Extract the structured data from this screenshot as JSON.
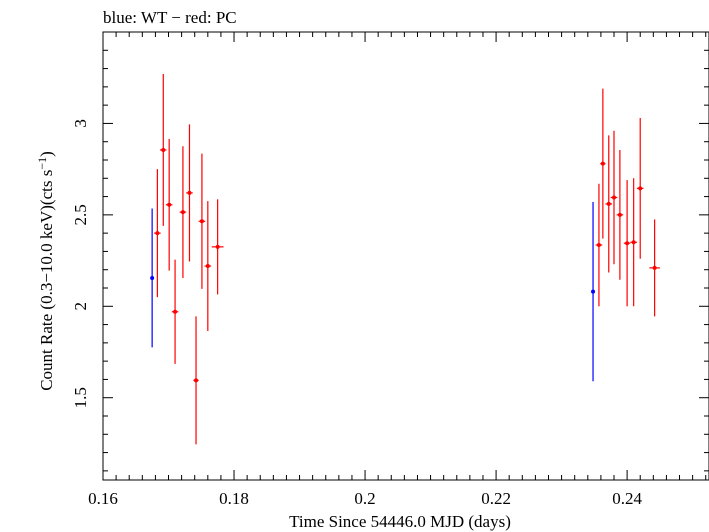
{
  "chart_data": {
    "type": "scatter",
    "title": "blue: WT − red: PC",
    "xlabel": "Time Since 54446.0 MJD (days)",
    "ylabel_main": "Count Rate (0.3−10.0 keV)(cts s",
    "ylabel_sup": "−1",
    "ylabel_end": ")",
    "xlim": [
      0.16,
      0.2525
    ],
    "ylim": [
      1.05,
      3.5
    ],
    "x_ticks_major": [
      0.16,
      0.18,
      0.2,
      0.22,
      0.24
    ],
    "x_tick_labels": [
      "0.16",
      "0.18",
      "0.2",
      "0.22",
      "0.24"
    ],
    "x_minor_step": 0.002,
    "y_ticks_major": [
      1.5,
      2,
      2.5,
      3
    ],
    "y_tick_labels": [
      "1.5",
      "2",
      "2.5",
      "3"
    ],
    "y_minor_step": 0.1,
    "grid": false,
    "series": [
      {
        "color": "#0000ff",
        "points": [
          {
            "x": 0.1675,
            "xerr": 0.0,
            "y": 2.155,
            "ylo": 1.775,
            "yhi": 2.535
          },
          {
            "x": 0.2348,
            "xerr": 0.0,
            "y": 2.08,
            "ylo": 1.59,
            "yhi": 2.57
          }
        ]
      },
      {
        "color": "#ff0000",
        "points": [
          {
            "x": 0.1683,
            "xerr": 0.0005,
            "y": 2.4,
            "ylo": 2.05,
            "yhi": 2.75
          },
          {
            "x": 0.1692,
            "xerr": 0.0005,
            "y": 2.855,
            "ylo": 2.44,
            "yhi": 3.27
          },
          {
            "x": 0.1701,
            "xerr": 0.0005,
            "y": 2.555,
            "ylo": 2.195,
            "yhi": 2.915
          },
          {
            "x": 0.171,
            "xerr": 0.0005,
            "y": 1.97,
            "ylo": 1.685,
            "yhi": 2.255
          },
          {
            "x": 0.1722,
            "xerr": 0.0005,
            "y": 2.515,
            "ylo": 2.155,
            "yhi": 2.875
          },
          {
            "x": 0.1732,
            "xerr": 0.0005,
            "y": 2.62,
            "ylo": 2.245,
            "yhi": 2.995
          },
          {
            "x": 0.1742,
            "xerr": 0.0004,
            "y": 1.595,
            "ylo": 1.245,
            "yhi": 1.945
          },
          {
            "x": 0.1751,
            "xerr": 0.0005,
            "y": 2.465,
            "ylo": 2.095,
            "yhi": 2.835
          },
          {
            "x": 0.176,
            "xerr": 0.0005,
            "y": 2.22,
            "ylo": 1.865,
            "yhi": 2.575
          },
          {
            "x": 0.1775,
            "xerr": 0.0009,
            "y": 2.325,
            "ylo": 2.065,
            "yhi": 2.585
          },
          {
            "x": 0.2357,
            "xerr": 0.0005,
            "y": 2.335,
            "ylo": 2.0,
            "yhi": 2.67
          },
          {
            "x": 0.2363,
            "xerr": 0.0004,
            "y": 2.78,
            "ylo": 2.37,
            "yhi": 3.19
          },
          {
            "x": 0.2372,
            "xerr": 0.0005,
            "y": 2.56,
            "ylo": 2.185,
            "yhi": 2.935
          },
          {
            "x": 0.238,
            "xerr": 0.0005,
            "y": 2.595,
            "ylo": 2.23,
            "yhi": 2.96
          },
          {
            "x": 0.2389,
            "xerr": 0.0005,
            "y": 2.5,
            "ylo": 2.145,
            "yhi": 2.855
          },
          {
            "x": 0.24,
            "xerr": 0.0005,
            "y": 2.345,
            "ylo": 2.0,
            "yhi": 2.69
          },
          {
            "x": 0.241,
            "xerr": 0.0005,
            "y": 2.35,
            "ylo": 2.0,
            "yhi": 2.7
          },
          {
            "x": 0.242,
            "xerr": 0.0005,
            "y": 2.645,
            "ylo": 2.26,
            "yhi": 3.03
          },
          {
            "x": 0.2442,
            "xerr": 0.0008,
            "y": 2.21,
            "ylo": 1.945,
            "yhi": 2.475
          }
        ]
      }
    ]
  }
}
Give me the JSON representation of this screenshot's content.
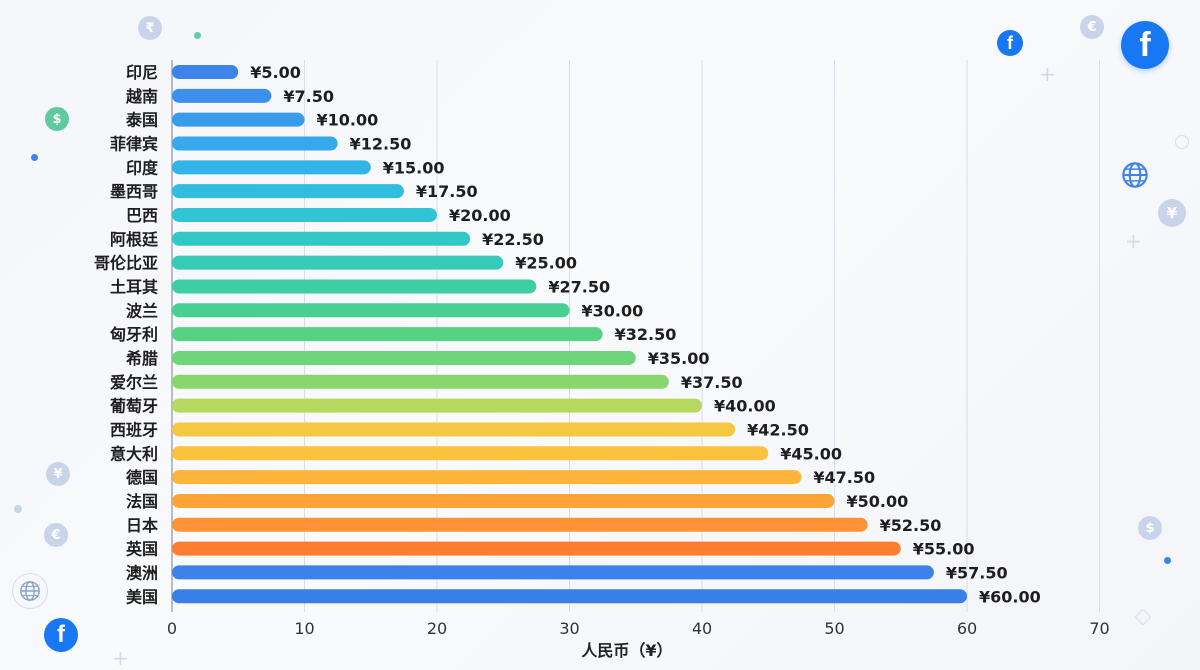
{
  "chart_data": {
    "type": "bar",
    "orientation": "horizontal",
    "categories": [
      "印尼",
      "越南",
      "泰国",
      "菲律宾",
      "印度",
      "墨西哥",
      "巴西",
      "阿根廷",
      "哥伦比亚",
      "土耳其",
      "波兰",
      "匈牙利",
      "希腊",
      "爱尔兰",
      "葡萄牙",
      "西班牙",
      "意大利",
      "德国",
      "法国",
      "日本",
      "英国",
      "澳洲",
      "美国"
    ],
    "values": [
      5,
      7.5,
      10,
      12.5,
      15,
      17.5,
      20,
      22.5,
      25,
      27.5,
      30,
      32.5,
      35,
      37.5,
      40,
      42.5,
      45,
      47.5,
      50,
      52.5,
      55,
      57.5,
      60
    ],
    "value_labels": [
      "¥5.00",
      "¥7.50",
      "¥10.00",
      "¥12.50",
      "¥15.00",
      "¥17.50",
      "¥20.00",
      "¥22.50",
      "¥25.00",
      "¥27.50",
      "¥30.00",
      "¥32.50",
      "¥35.00",
      "¥37.50",
      "¥40.00",
      "¥42.50",
      "¥45.00",
      "¥47.50",
      "¥50.00",
      "¥52.50",
      "¥55.00",
      "¥57.50",
      "¥60.00"
    ],
    "bar_colors": [
      "#3d83ea",
      "#3a90eb",
      "#389ceb",
      "#36a8eb",
      "#33b4e7",
      "#30bddf",
      "#30c4d4",
      "#32c8c6",
      "#36cbb6",
      "#3dcea4",
      "#47d092",
      "#56d285",
      "#6fd47a",
      "#8ad56c",
      "#b5d95e",
      "#f5c842",
      "#fbc23e",
      "#fdb43a",
      "#fea437",
      "#fe9234",
      "#fe7e31",
      "#3d82ea",
      "#3a7fe8"
    ],
    "xlim": [
      0,
      70
    ],
    "xticks": [
      0,
      10,
      20,
      30,
      40,
      50,
      60,
      70
    ],
    "xlabel": "人民币（¥）",
    "grid": "vertical"
  },
  "decor": {
    "fb_glyph": "f",
    "coin_glyphs": {
      "rupee": "₹",
      "dollar": "$",
      "yen": "¥",
      "euro": "€"
    },
    "globe_icon": "globe-icon",
    "facebook_icon": "facebook-icon"
  }
}
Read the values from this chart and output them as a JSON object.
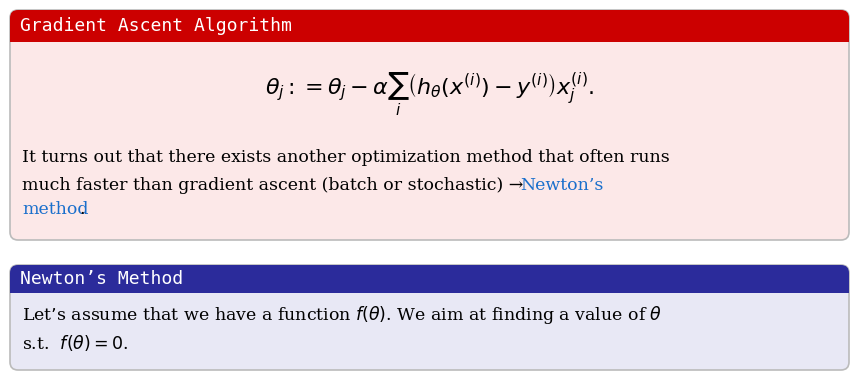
{
  "box1_header_color": "#cc0000",
  "box1_body_color": "#fce8e8",
  "box1_title": "Gradient Ascent Algorithm",
  "box1_formula": "$\\theta_j := \\theta_j - \\alpha \\sum_{i} \\left( h_\\theta(x^{(i)}) - y^{(i)} \\right) x_j^{(i)}.$",
  "box1_text_line1": "It turns out that there exists another optimization method that often runs",
  "box1_text_line2_black": "much faster than gradient ascent (batch or stochastic) → ",
  "box1_text_line2_blue": "Newton’s",
  "box1_text_line3_blue": "method",
  "box1_text_line3_black": ".",
  "box2_header_color": "#2b2b9b",
  "box2_body_color": "#e8e8f5",
  "box2_title": "Newton’s Method",
  "box2_text": "Let’s assume that we have a function $f(\\theta)$. We aim at finding a value of $\\theta$",
  "box2_text2": "s.t.  $f(\\theta) = 0$.",
  "link_color": "#1a6fcc",
  "title_fontsize": 13,
  "body_fontsize": 13,
  "fig_bg": "#ffffff",
  "border_color": "#aaaaaa"
}
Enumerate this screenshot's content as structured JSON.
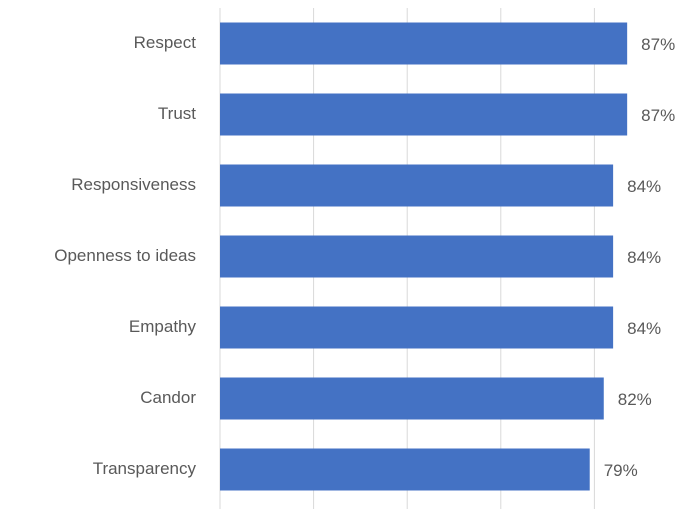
{
  "chart_data": {
    "type": "bar",
    "orientation": "horizontal",
    "categories": [
      "Respect",
      "Trust",
      "Responsiveness",
      "Openness to ideas",
      "Empathy",
      "Candor",
      "Transparency"
    ],
    "values": [
      87,
      87,
      84,
      84,
      84,
      82,
      79
    ],
    "value_labels": [
      "87%",
      "87%",
      "84%",
      "84%",
      "84%",
      "82%",
      "79%"
    ],
    "color": "#4472c4",
    "xlim": [
      0,
      100
    ],
    "xticks": [
      0,
      20,
      40,
      60,
      80
    ],
    "grid": true
  }
}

■ **EXERCISE DETAILS**
Gather each line in the entries above where the string "theta" is found.

■ **SOLUTION FOR THIS TASK**
  "box1_formula": "$\\theta_j := \\theta_j - \\alpha \\sum_{i} \\left( h_\\theta(x^{(i)}) - y^{(i)} \\right) x_j^{(i)}.$",
  "box2_text": "Let’s assume that we have a function $f(\\theta)$. We aim at finding a value of $\\theta$",
  "box2_text2": "s.t.  $f(\\theta) = 0$.",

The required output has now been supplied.